Dataset excerpts:

══════

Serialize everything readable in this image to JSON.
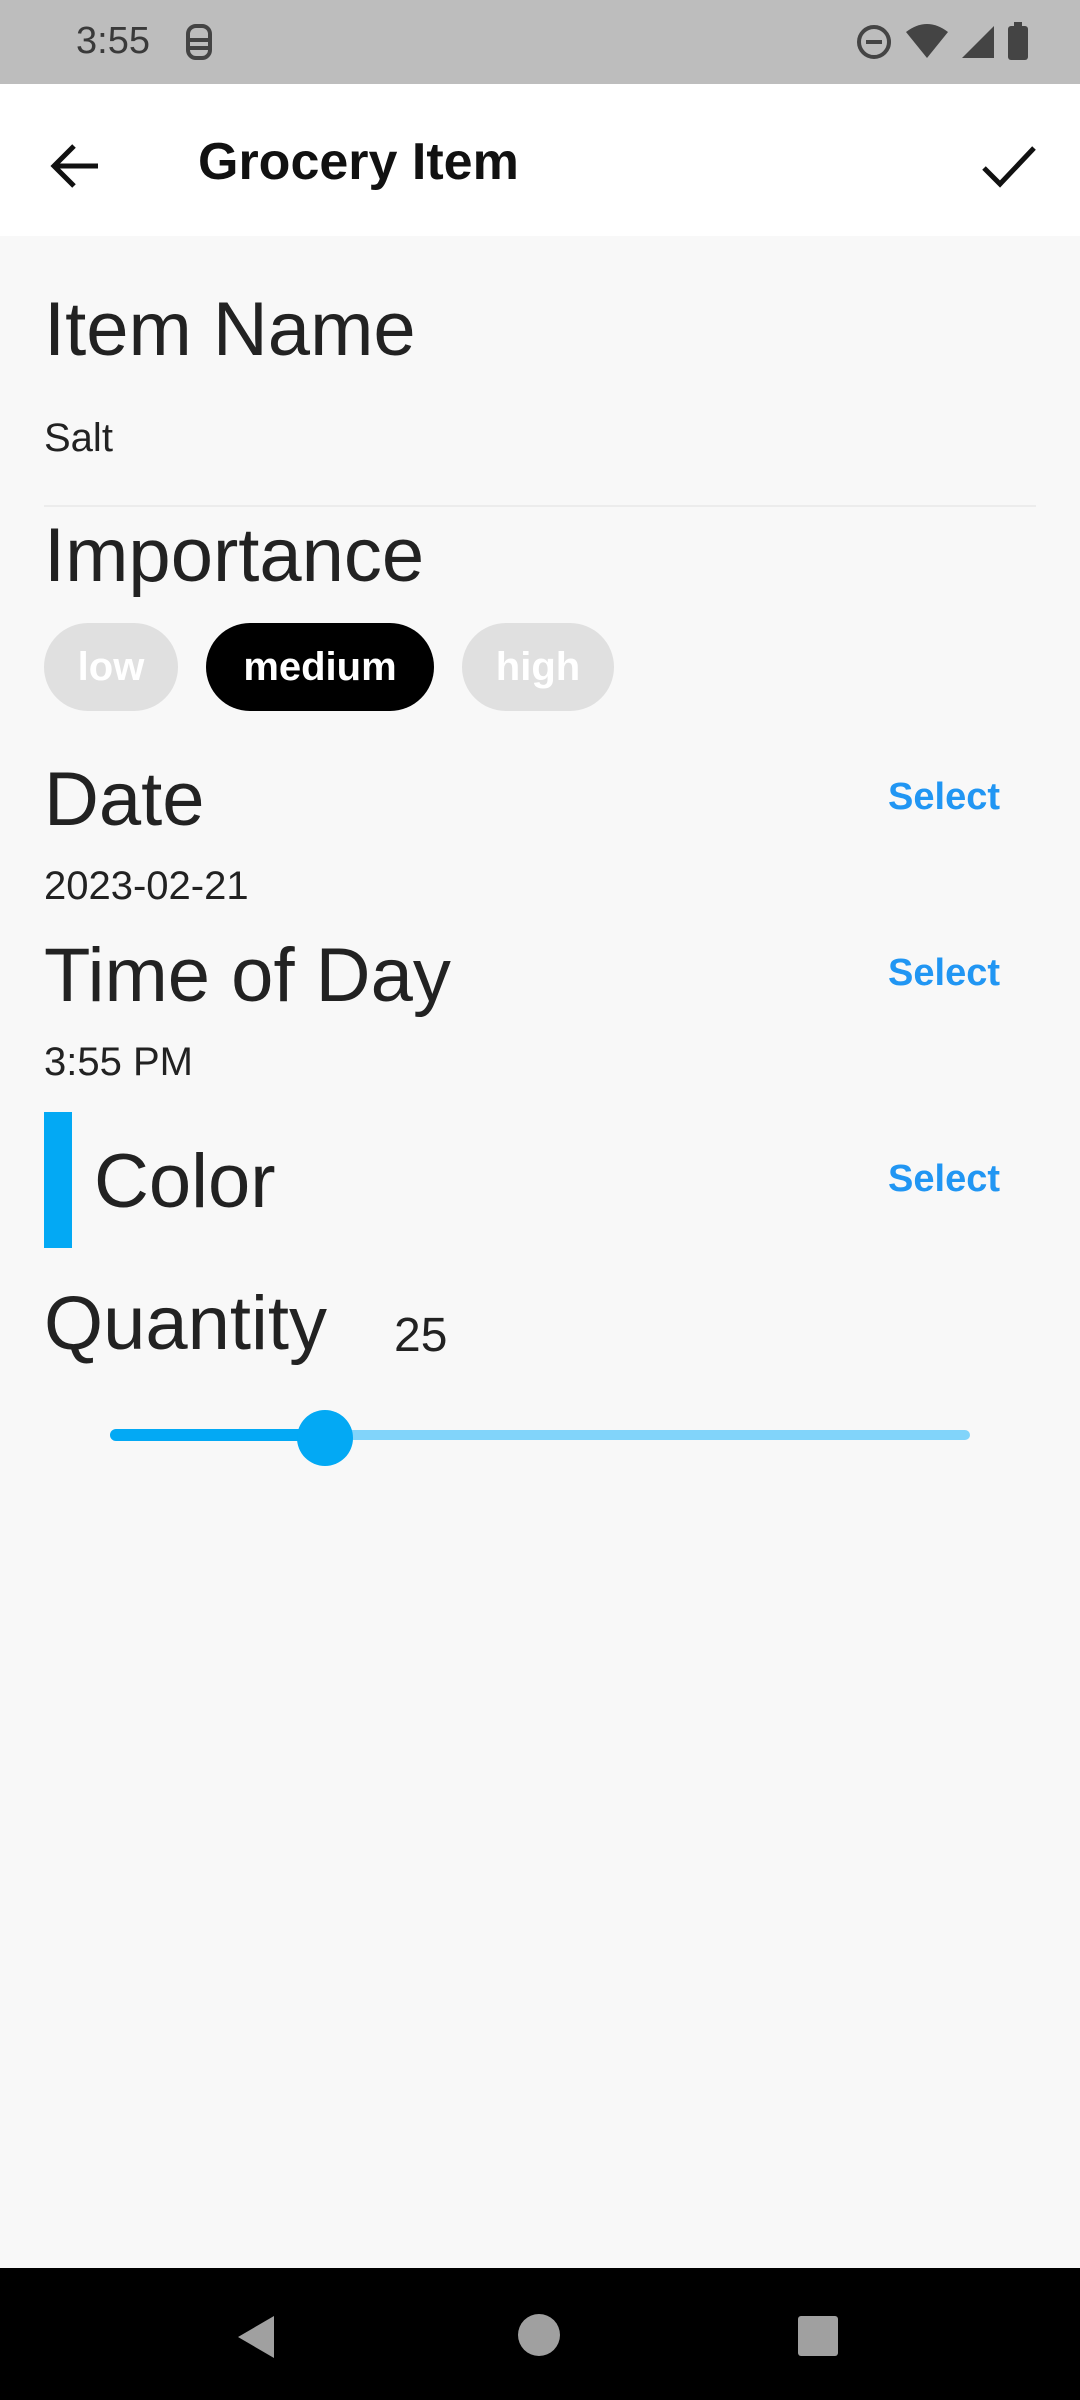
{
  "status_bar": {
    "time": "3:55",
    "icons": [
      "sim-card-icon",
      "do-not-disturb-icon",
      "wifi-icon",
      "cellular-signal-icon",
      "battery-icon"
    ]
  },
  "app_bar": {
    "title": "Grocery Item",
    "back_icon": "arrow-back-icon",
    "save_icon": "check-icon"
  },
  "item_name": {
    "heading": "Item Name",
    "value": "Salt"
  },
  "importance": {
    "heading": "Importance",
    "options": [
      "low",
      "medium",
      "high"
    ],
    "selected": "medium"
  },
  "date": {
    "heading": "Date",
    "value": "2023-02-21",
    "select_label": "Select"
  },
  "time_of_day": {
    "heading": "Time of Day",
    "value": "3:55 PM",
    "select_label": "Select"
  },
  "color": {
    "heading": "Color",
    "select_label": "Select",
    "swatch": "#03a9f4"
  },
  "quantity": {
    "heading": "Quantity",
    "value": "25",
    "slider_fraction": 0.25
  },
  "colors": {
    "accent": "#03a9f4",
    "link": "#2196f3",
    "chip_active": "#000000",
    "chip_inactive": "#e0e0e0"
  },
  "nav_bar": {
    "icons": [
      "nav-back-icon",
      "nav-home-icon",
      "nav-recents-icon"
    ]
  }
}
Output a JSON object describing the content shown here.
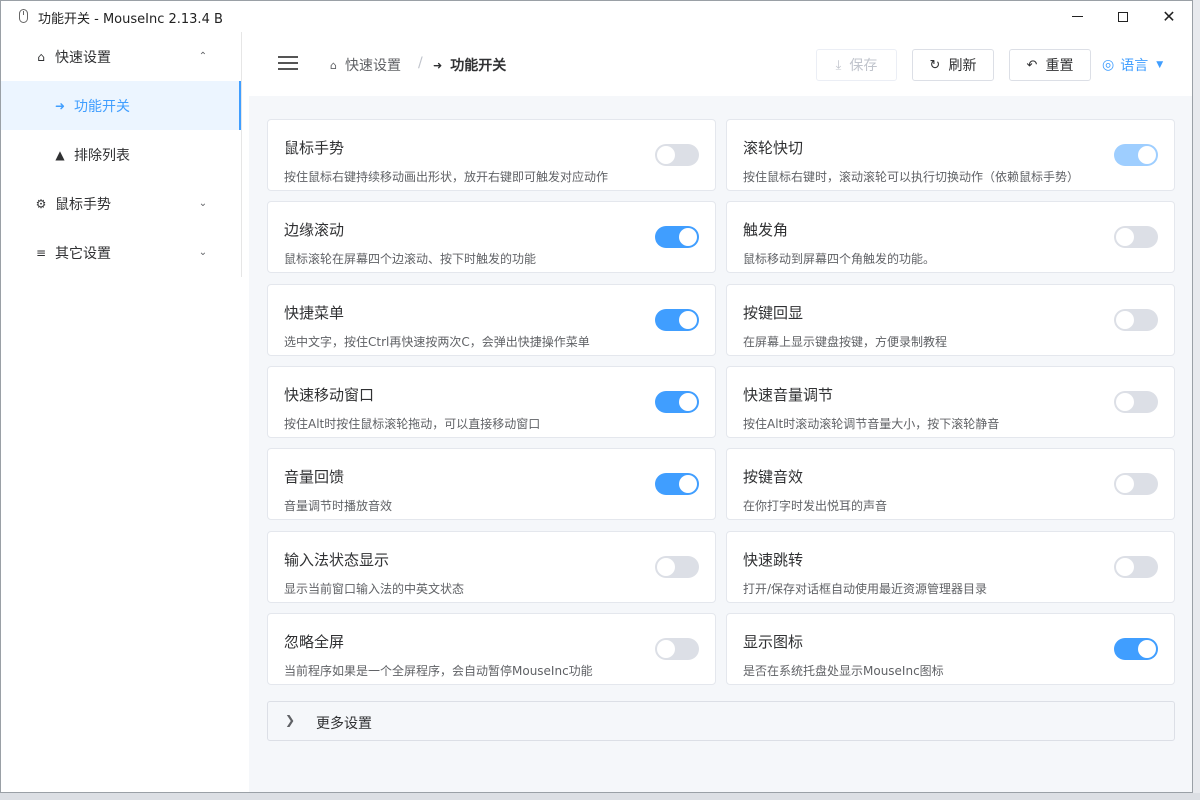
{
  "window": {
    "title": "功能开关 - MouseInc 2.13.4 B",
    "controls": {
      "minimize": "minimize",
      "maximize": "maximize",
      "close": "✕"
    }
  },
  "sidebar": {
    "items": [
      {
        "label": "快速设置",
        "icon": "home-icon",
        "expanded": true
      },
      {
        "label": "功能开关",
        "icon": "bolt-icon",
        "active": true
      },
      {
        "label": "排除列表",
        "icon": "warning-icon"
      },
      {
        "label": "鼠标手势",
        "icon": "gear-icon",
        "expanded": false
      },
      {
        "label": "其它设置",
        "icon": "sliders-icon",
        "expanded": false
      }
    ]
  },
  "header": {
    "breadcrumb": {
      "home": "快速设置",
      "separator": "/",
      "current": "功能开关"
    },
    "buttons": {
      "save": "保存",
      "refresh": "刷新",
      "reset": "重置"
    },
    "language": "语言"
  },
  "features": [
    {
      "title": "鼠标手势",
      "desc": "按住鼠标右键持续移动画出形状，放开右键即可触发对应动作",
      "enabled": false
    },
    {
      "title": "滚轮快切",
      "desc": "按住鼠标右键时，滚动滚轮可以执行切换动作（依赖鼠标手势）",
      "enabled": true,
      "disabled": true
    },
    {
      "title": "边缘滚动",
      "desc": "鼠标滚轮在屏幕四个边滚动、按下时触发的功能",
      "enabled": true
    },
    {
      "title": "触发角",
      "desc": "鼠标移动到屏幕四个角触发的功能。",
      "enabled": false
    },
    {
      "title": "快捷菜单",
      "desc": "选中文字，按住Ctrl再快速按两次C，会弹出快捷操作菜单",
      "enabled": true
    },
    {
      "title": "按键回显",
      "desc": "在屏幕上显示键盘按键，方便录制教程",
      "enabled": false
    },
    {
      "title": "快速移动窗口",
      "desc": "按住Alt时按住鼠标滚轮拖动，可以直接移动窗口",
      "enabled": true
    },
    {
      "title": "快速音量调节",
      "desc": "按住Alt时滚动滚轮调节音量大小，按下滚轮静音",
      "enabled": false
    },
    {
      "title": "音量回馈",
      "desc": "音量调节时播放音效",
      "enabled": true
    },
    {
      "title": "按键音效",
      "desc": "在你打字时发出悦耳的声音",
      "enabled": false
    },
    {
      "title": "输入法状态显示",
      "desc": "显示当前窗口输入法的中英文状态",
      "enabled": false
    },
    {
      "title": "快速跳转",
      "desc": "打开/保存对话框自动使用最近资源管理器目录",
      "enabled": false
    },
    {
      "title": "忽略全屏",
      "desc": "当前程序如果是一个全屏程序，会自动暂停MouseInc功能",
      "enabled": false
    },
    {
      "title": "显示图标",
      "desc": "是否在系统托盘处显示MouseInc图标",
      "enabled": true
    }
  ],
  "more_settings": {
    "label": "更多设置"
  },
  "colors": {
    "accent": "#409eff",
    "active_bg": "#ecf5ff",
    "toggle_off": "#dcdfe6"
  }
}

══════

WHAT IS REQUIRED — From the entries above, copy every line where the word "value" shows up.

TASK RESULT —
    "value": "Salt"
    "value": "2023-02-21",
    "value": "3:55 PM",
    "value": "25",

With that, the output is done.